◆ RECORDS SUPPLIED:
__________________________________________________
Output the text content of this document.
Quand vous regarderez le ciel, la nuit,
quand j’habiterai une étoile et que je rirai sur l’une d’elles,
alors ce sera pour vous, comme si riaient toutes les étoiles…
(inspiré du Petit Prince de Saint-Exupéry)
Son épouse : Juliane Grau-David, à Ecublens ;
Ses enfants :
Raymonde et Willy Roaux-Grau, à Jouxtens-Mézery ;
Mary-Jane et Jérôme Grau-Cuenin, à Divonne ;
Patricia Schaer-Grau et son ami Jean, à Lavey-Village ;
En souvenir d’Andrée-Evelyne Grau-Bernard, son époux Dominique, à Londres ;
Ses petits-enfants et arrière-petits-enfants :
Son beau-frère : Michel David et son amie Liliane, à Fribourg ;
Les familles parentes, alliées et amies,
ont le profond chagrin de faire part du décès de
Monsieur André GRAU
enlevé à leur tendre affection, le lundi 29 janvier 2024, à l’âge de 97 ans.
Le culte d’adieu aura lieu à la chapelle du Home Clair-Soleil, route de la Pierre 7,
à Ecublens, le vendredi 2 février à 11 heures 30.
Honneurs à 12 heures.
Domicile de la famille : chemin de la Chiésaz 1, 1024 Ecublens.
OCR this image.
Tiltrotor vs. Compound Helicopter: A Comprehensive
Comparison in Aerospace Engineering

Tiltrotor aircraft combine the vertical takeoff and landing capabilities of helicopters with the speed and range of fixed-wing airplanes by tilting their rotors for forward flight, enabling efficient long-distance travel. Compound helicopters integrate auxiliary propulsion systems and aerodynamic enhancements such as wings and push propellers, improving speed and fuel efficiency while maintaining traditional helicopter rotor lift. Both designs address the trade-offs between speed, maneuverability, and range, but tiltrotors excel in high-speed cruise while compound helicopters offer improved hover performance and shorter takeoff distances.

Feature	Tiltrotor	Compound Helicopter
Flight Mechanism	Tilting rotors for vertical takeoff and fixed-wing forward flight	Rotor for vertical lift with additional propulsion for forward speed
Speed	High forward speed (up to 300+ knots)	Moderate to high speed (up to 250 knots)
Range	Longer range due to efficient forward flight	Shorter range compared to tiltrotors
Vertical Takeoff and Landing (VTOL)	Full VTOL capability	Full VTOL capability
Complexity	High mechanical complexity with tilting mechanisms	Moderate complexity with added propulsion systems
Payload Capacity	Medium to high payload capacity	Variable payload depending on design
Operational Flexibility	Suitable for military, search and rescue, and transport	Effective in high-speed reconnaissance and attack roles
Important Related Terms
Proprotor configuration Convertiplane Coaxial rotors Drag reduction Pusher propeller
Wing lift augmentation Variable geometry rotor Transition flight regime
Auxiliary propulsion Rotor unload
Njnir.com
__________________________________________________
◆ WHAT YOU ARE ASKED TO DO: Which lines in the listing above hold the word "this"? Show each of them.

◆ EXERCISE OUTPUT:
Output the text content of this document.
OCR this image.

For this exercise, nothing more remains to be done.